(Saved data entries)
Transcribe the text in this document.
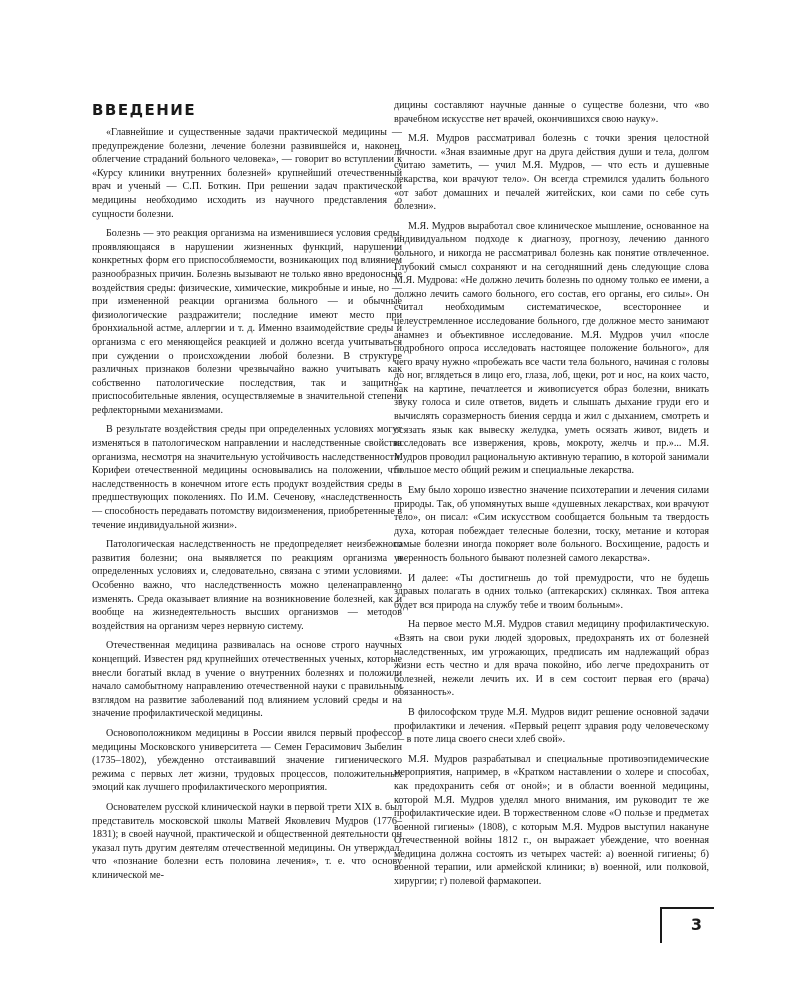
ВВЕДЕНИЕ

«Главнейшие и существенные задачи практической медицины — предупреждение болезни, лечение болезни развившейся и, наконец, облегчение страданий больного человека», — говорит во вступлении к «Курсу клиники внутренних болезней» крупнейший отечественный врач и ученый — С.П. Боткин. При решении задач практической медицины необходимо исходить из научного представления о сущности болезни.

Болезнь — это реакция организма на изменившиеся условия среды, проявляющаяся в нарушении жизненных функций, нарушении конкретных форм его приспособляемости, возникающих под влиянием разнообразных причин. Болезнь вызывают не только явно вредоносные воздействия среды: физические, химические, микробные и иные, но — при измененной реакции организма больного — и обычные физиологические раздражители; последние имеют место при бронхиальной астме, аллергии и т. д. Именно взаимодействие среды и организма с его меняющейся реакцией и должно всегда учитываться при суждении о происхождении любой болезни. В структуре различных признаков болезни чрезвычайно важно учитывать как собственно патологические последствия, так и защитно-приспособительные явления, осуществляемые в значительной степени рефлекторными механизмами.

В результате воздействия среды при определенных условиях могут изменяться в патологическом направлении и наследственные свойства организма, несмотря на значительную устойчивость наследственности. Корифеи отечественной медицины основывались на положении, что наследственность в конечном итоге есть продукт воздействия среды в предшествующих поколениях. По И.М. Сеченову, «наследственность — способность передавать потомству видоизменения, приобретенные в течение индивидуальной жизни».

Патологическая наследственность не предопределяет неизбежного развития болезни; она выявляется по реакциям организма в определенных условиях и, следовательно, связана с этими условиями. Особенно важно, что наследственность можно целенаправленно изменять. Среда оказывает влияние на возникновение болезней, как и вообще на жизнедеятельность высших организмов — методов воздействия на организм через нервную систему.

Отечественная медицина развивалась на основе строго научных концепций. Известен ряд крупнейших отечественных ученых, которые внесли богатый вклад в учение о внутренних болезнях и положили начало самобытному направлению отечественной науки с правильным взглядом на развитие заболеваний под влиянием условий среды и на значение профилактической медицины.

Основоположником медицины в России явился первый профессор медицины Московского университета — Семен Герасимович Зыбелин (1735–1802), убежденно отстаивавший значение гигиенического режима с первых лет жизни, трудовых процессов, положительных эмоций как лучшего профилактического мероприятия.

Основателем русской клинической науки в первой трети XIX в. был представитель московской школы Матвей Яковлевич Мудров (1776–1831); в своей научной, практической и общественной деятельности он указал путь другим деятелям отечественной медицины. Он утверждал, что «познание болезни есть половина лечения», т. е. что основу клинической ме-

дицины составляют научные данные о существе болезни, что «во врачебном искусстве нет врачей, окончившихся свою науку».

М.Я. Мудров рассматривал болезнь с точки зрения целостной личности. «Зная взаимные друг на друга действия души и тела, долгом считаю заметить, — учил М.Я. Мудров, — что есть и душевные лекарства, кои врачуют тело». Он всегда стремился удалить больного «от забот домашних и печалей житейских, кои сами по себе суть болезни».

М.Я. Мудров выработал свое клиническое мышление, основанное на индивидуальном подходе к диагнозу, прогнозу, лечению данного больного, и никогда не рассматривал болезнь как понятие отвлеченное. Глубокий смысл сохраняют и на сегодняшний день следующие слова М.Я. Мудрова: «Не должно лечить болезнь по одному только ее имени, а должно лечить самого больного, его состав, его органы, его силы». Он считал необходимым систематическое, всестороннее и целеустремленное исследование больного, где должное место занимают анамнез и объективное исследование. М.Я. Мудров учил «после подробного опроса исследовать настоящее положение больного», для чего врачу нужно «пробежать все части тела больного, начиная с головы до ног, вглядеться в лицо его, глаза, лоб, щеки, рот и нос, на коих часто, как на картине, печатлеется и живописуется образ болезни, вникать звуку голоса и силе ответов, видеть и слышать дыхание груди его и вычислять соразмерность биения сердца и жил с дыханием, смотреть и осязать язык как вывеску желудка, уметь осязать живот, видеть и исследовать все извержения, кровь, мокроту, желчь и пр.»... М.Я. Мудров проводил рациональную активную терапию, в которой занимали большое место общий режим и специальные лекарства.

Ему было хорошо известно значение психотерапии и лечения силами природы. Так, об упомянутых выше «душевных лекарствах, кои врачуют тело», он писал: «Сим искусством сообщается больным та твердость духа, которая побеждает телесные болезни, тоску, метание и которая самые болезни иногда покоряет воле больного. Восхищение, радость и уверенность больного бывают полезней самого лекарства».

И далее: «Ты достигнешь до той премудрости, что не будешь здравых полагать в одних только (аптекарских) склянках. Твоя аптека будет вся природа на службу тебе и твоим больным».

На первое место М.Я. Мудров ставил медицину профилактическую. «Взять на свои руки людей здоровых, предохранять их от болезней наследственных, им угрожающих, предписать им надлежащий образ жизни есть честно и для врача покойно, ибо легче предохранить от болезней, нежели лечить их. И в сем состоит первая его (врача) обязанность».

В философском труде М.Я. Мудров видит решение основной задачи профилактики и лечения. «Первый рецепт здравия роду человеческому — в поте лица своего снеси хлеб свой».

М.Я. Мудров разрабатывал и специальные противоэпидемические мероприятия, например, в «Кратком наставлении о холере и способах, как предохранить себя от оной»; и в области военной медицины, которой М.Я. Мудров уделял много внимания, им руководит те же профилактические идеи. В торжественном слове «О пользе и предметах военной гигиены» (1808), с которым М.Я. Мудров выступил накануне Отечественной войны 1812 г., он выражает убеждение, что военная медицина должна состоять из четырех частей: а) военной гигиены; б) военной терапии, или армейской клиники; в) военной, или полковой, хирургии; г) полевой фармакопеи.

3
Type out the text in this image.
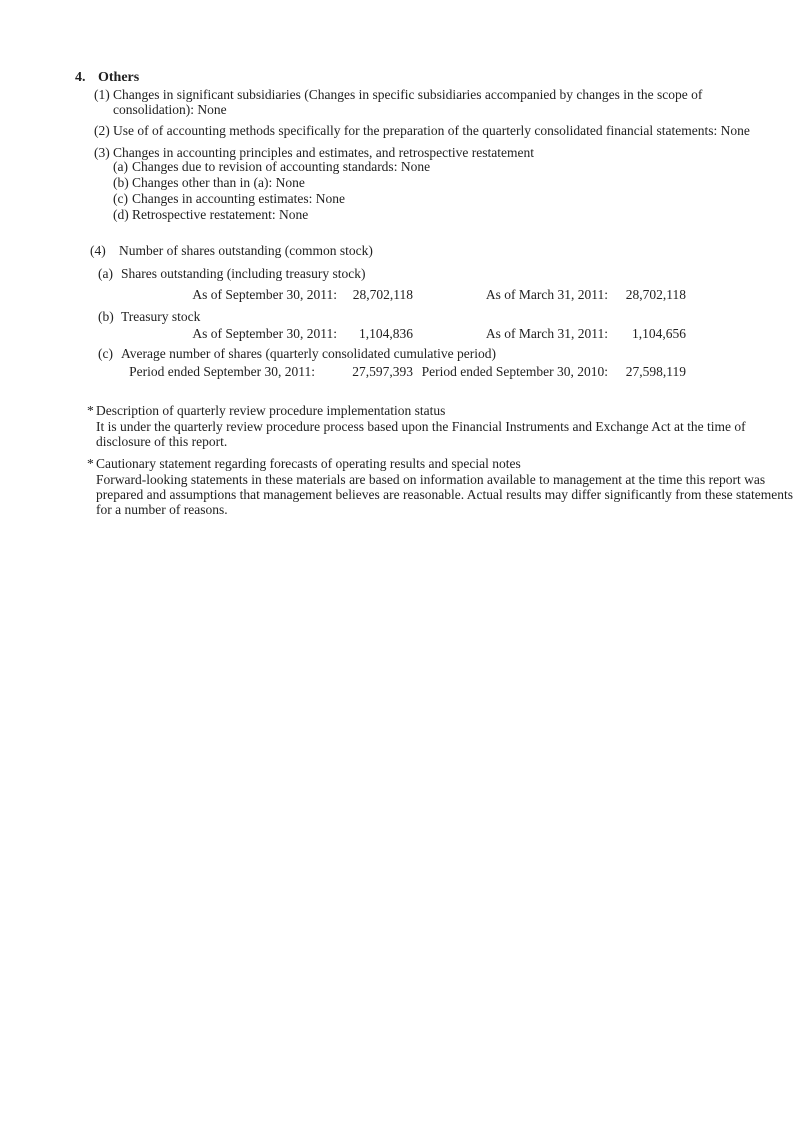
4. Others
(1) Changes in significant subsidiaries (Changes in specific subsidiaries accompanied by changes in the scope of
consolidation): None
(2) Use of of accounting methods specifically for the preparation of the quarterly consolidated financial statements: None
(3) Changes in accounting principles and estimates, and retrospective restatement
(a) Changes due to revision of accounting standards: None
(b) Changes other than in (a): None
(c) Changes in accounting estimates: None
(d) Retrospective restatement: None
(4) Number of shares outstanding (common stock)
(a) Shares outstanding (including treasury stock)
As of September 30, 2011:	28,702,118	As of March 31, 2011:	28,702,118
(b) Treasury stock
As of September 30, 2011:	1,104,836	As of March 31, 2011:	1,104,656
(c) Average number of shares (quarterly consolidated cumulative period)
Period ended September 30, 2011:	27,597,393 Period ended September 30, 2010:	27,598,119
* Description of quarterly review procedure implementation status
It is under the quarterly review procedure process based upon the Financial Instruments and Exchange Act at the time of
disclosure of this report.
* Cautionary statement regarding forecasts of operating results and special notes
Forward-looking statements in these materials are based on information available to management at the time this report was
prepared and assumptions that management believes are reasonable. Actual results may differ significantly from these statements
for a number of reasons.
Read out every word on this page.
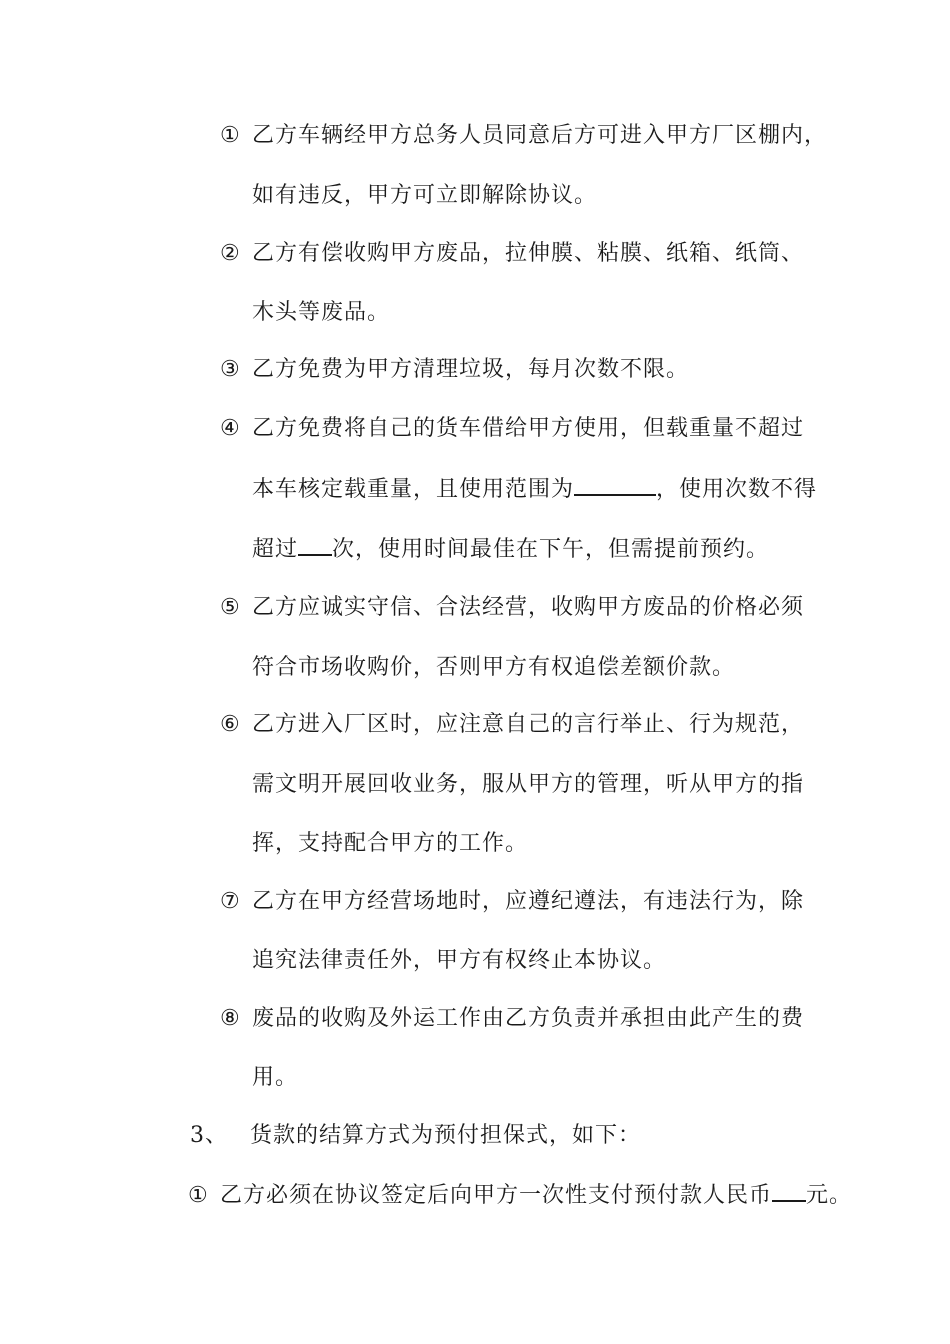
① 乙方车辆经甲方总务人员同意后方可进入甲方厂区棚内，
如有违反，甲方可立即解除协议。
② 乙方有偿收购甲方废品，拉伸膜、粘膜、纸箱、纸筒、
木头等废品。
③ 乙方免费为甲方清理垃圾，每月次数不限。
④ 乙方免费将自己的货车借给甲方使用，但载重量不超过
本车核定载重量，且使用范围为	，使用次数不得
超过 次，使用时间最佳在下午，但需提前预约。
⑤ 乙方应诚实守信、合法经营，收购甲方废品的价格必须
符合市场收购价，否则甲方有权追偿差额价款。
⑥ 乙方进入厂区时，应注意自己的言行举止、行为规范，
需文明开展回收业务，服从甲方的管理，听从甲方的指
挥，支持配合甲方的工作。
⑦ 乙方在甲方经营场地时，应遵纪遵法，有违法行为，除
追究法律责任外，甲方有权终止本协议。
⑧ 废品的收购及外运工作由乙方负责并承担由此产生的费
用。
3、 货款的结算方式为预付担保式，如下：
① 乙方必须在协议签定后向甲方一次性支付预付款人民币 元。
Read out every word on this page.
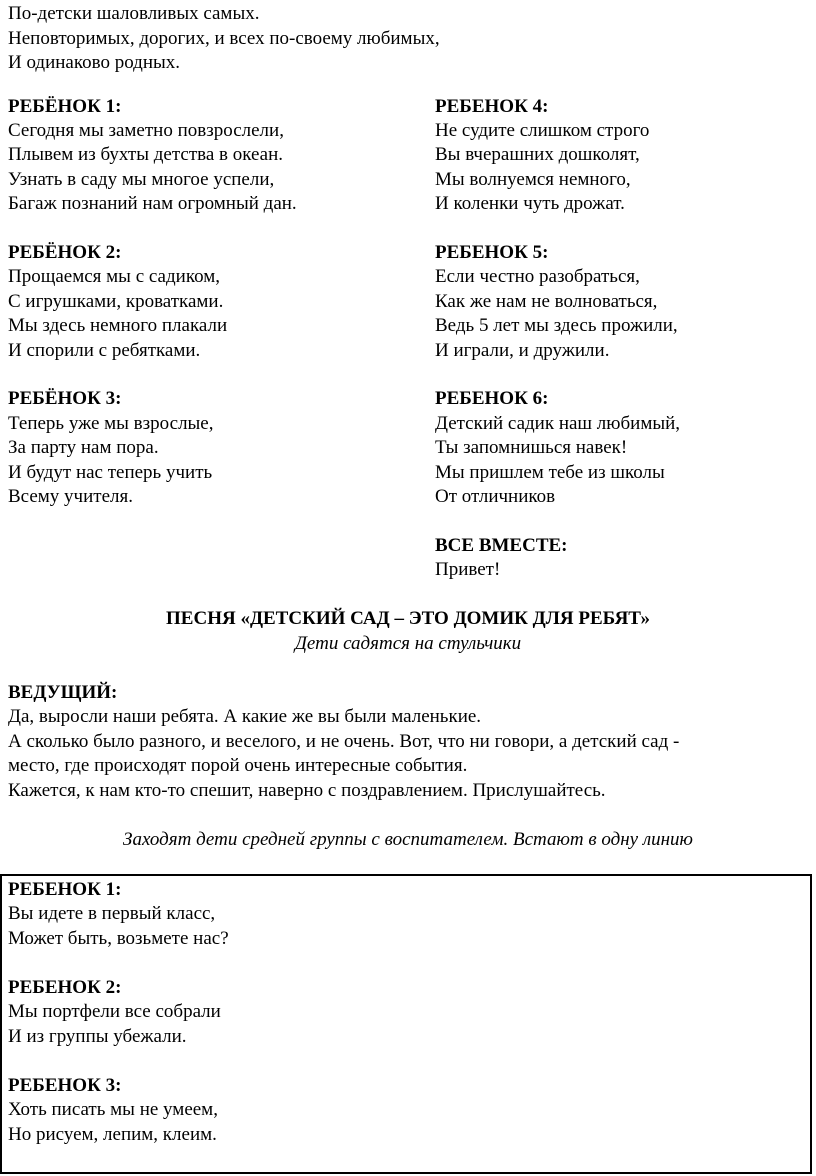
По-детски шаловливых самых.
Неповторимых, дорогих, и всех по-своему любимых,
И одинаково родных.
РЕБЁНОК 1:
Сегодня мы заметно повзрослели,
Плывем из бухты детства в океан.
Узнать в саду мы многое успели,
Багаж познаний нам огромный дан.
РЕБЁНОК 2:
Прощаемся мы с садиком,
С игрушками, кроватками.
Мы здесь немного плакали
И спорили с ребятками.
РЕБЁНОК 3:
Теперь уже мы взрослые,
За парту нам пора.
И будут нас теперь учить
Всему учителя.
РЕБЕНОК 4:
Не судите слишком строго
Вы вчерашних дошколят,
Мы волнуемся немного,
И коленки чуть дрожат.
РЕБЕНОК 5:
Если честно разобраться,
Как же нам не волноваться,
Ведь 5 лет мы здесь прожили,
И играли, и дружили.
РЕБЕНОК 6:
Детский садик наш любимый,
Ты запомнишься навек!
Мы пришлем тебе из школы
От отличников
ВСЕ ВМЕСТЕ:
Привет!
ПЕСНЯ «ДЕТСКИЙ САД – ЭТО ДОМИК ДЛЯ РЕБЯТ»
Дети садятся на стульчики
ВЕДУЩИЙ:
Да, выросли наши ребята. А какие же вы были маленькие.
А сколько было разного, и веселого, и не очень. Вот, что ни говори, а детский сад -
место, где происходят порой очень интересные события.
Кажется, к нам кто-то спешит, наверно с поздравлением. Прислушайтесь.
Заходят дети средней группы с воспитателем. Встают в одну линию
РЕБЕНОК 1:
Вы идете в первый класс,
Может быть, возьмете нас?
РЕБЕНОК 2:
Мы портфели все собрали
И из группы убежали.
РЕБЕНОК 3:
Хоть писать мы не умеем,
Но рисуем, лепим, клеим.
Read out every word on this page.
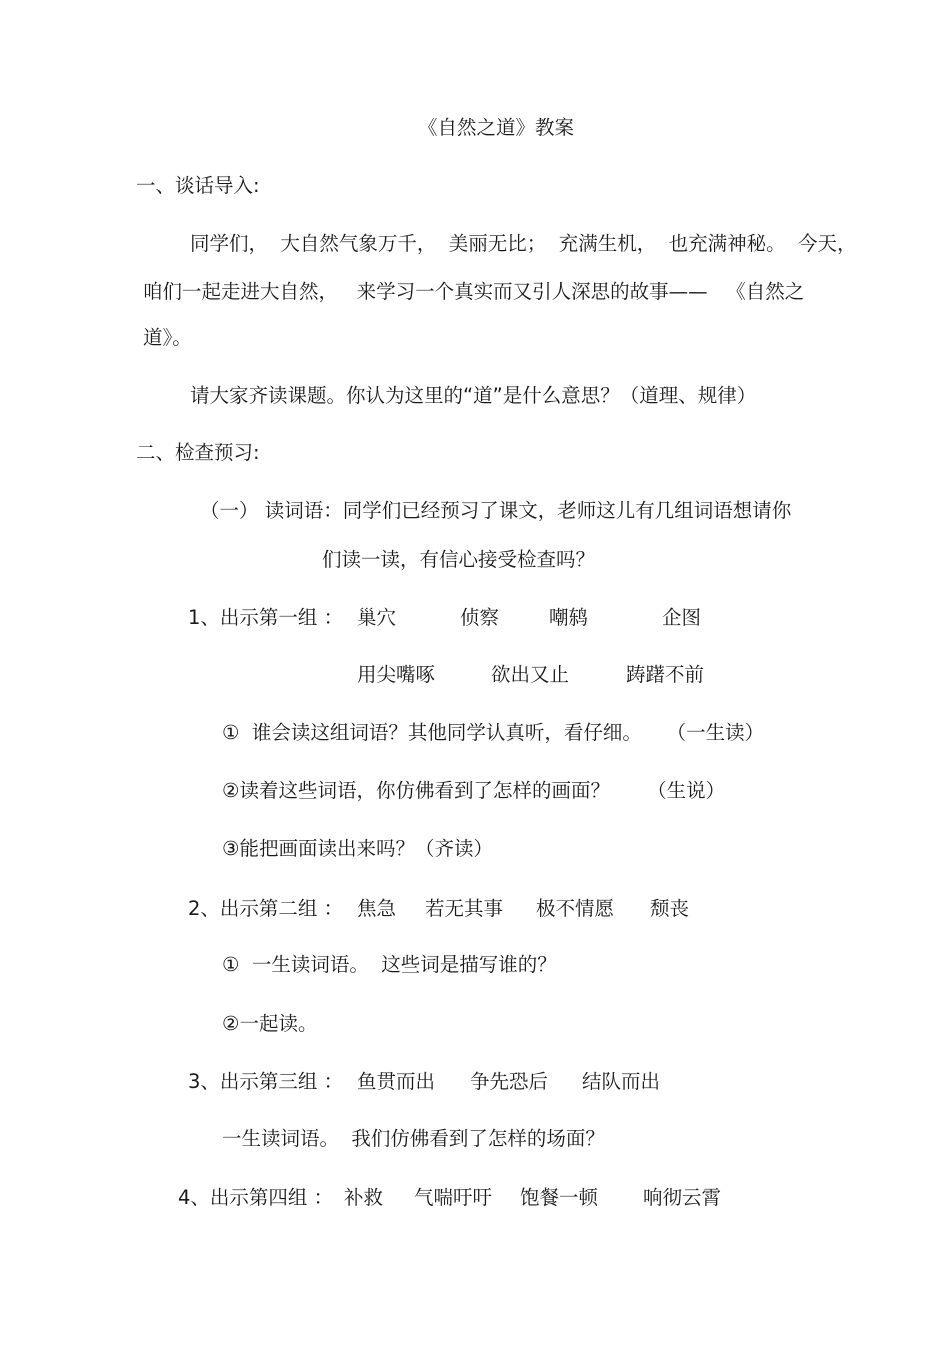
《自然之道》教案
一、谈话导入:
同学们，  大自然气象万千，  美丽无比；  充满生机，  也充满神秘。  今天，
咱们一起走进大自然，   来学习一个真实而又引人深思的故事——   《自然之
道》。
请大家齐读课题。你认为这里的“道”是什么意思？（道理、规律）
二、检查预习:
（一） 读词语：同学们已经预习了课文，老师这儿有几组词语想请你
们读一读，有信心接受检查吗？
1、出示第一组 ： 巢穴	侦察	嘲鸫	企图
用尖嘴啄	欲出又止	踌躇不前
①  谁会读这组词语？其他同学认真听，看仔细。    （一生读）
②读着这些词语，你仿佛看到了怎样的画面？      （生说）
③能把画面读出来吗？（齐读）
2、出示第二组 ： 焦急 若无其事 极不情愿 颓丧
①  一生读词语。  这些词是描写谁的？
②一起读。
3、出示第三组 ： 鱼贯而出 争先恐后 结队而出
一生读词语。  我们仿佛看到了怎样的场面？
4、出示第四组 ： 补救 气喘吁吁 饱餐一顿 响彻云霄
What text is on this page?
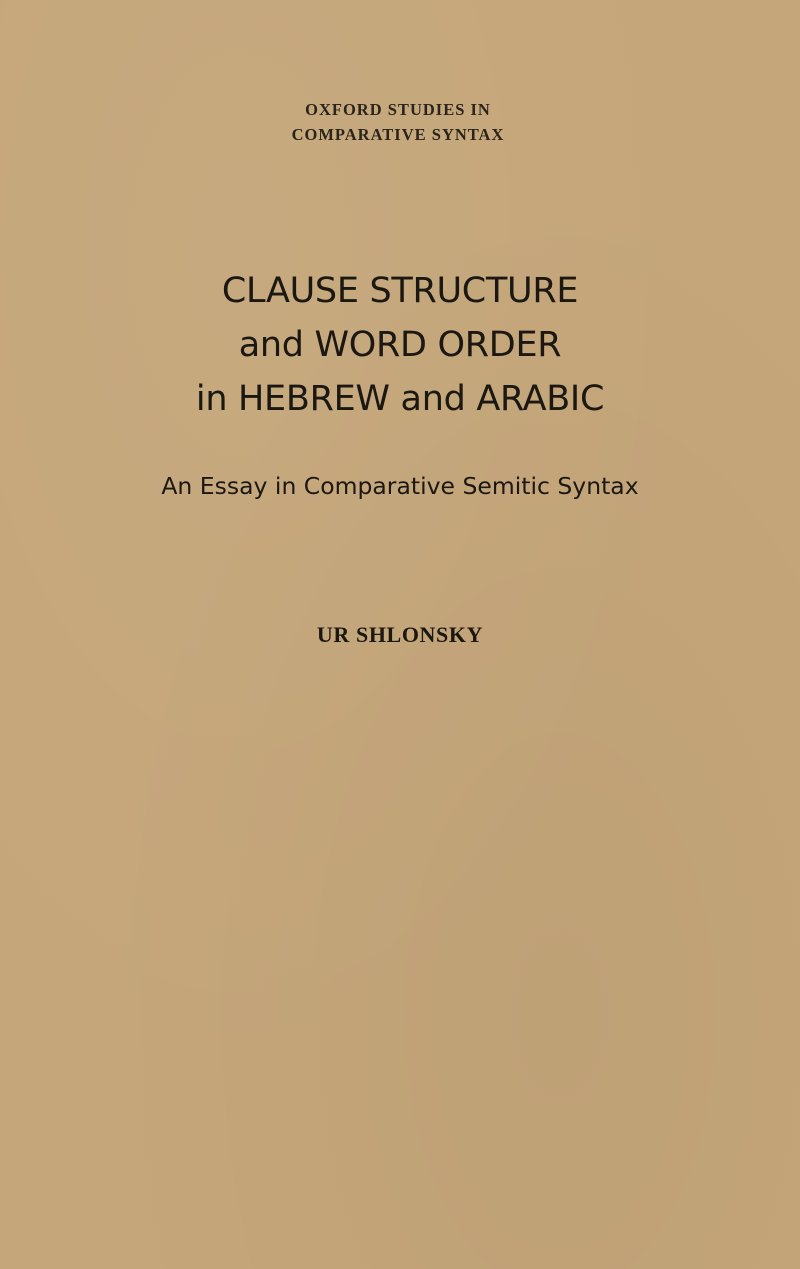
OXFORD STUDIES IN
COMPARATIVE SYNTAX
CLAUSE STRUCTURE
and WORD ORDER
in HEBREW and ARABIC
An Essay in Comparative Semitic Syntax
UR SHLONSKY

Directions -
Copy every line that includes the string "time" from the material above.

Exercise solution -
It is under the quarterly review procedure process based upon the Financial Instruments and Exchange Act at the time of
Forward-looking statements in these materials are based on information available to management at the time this report was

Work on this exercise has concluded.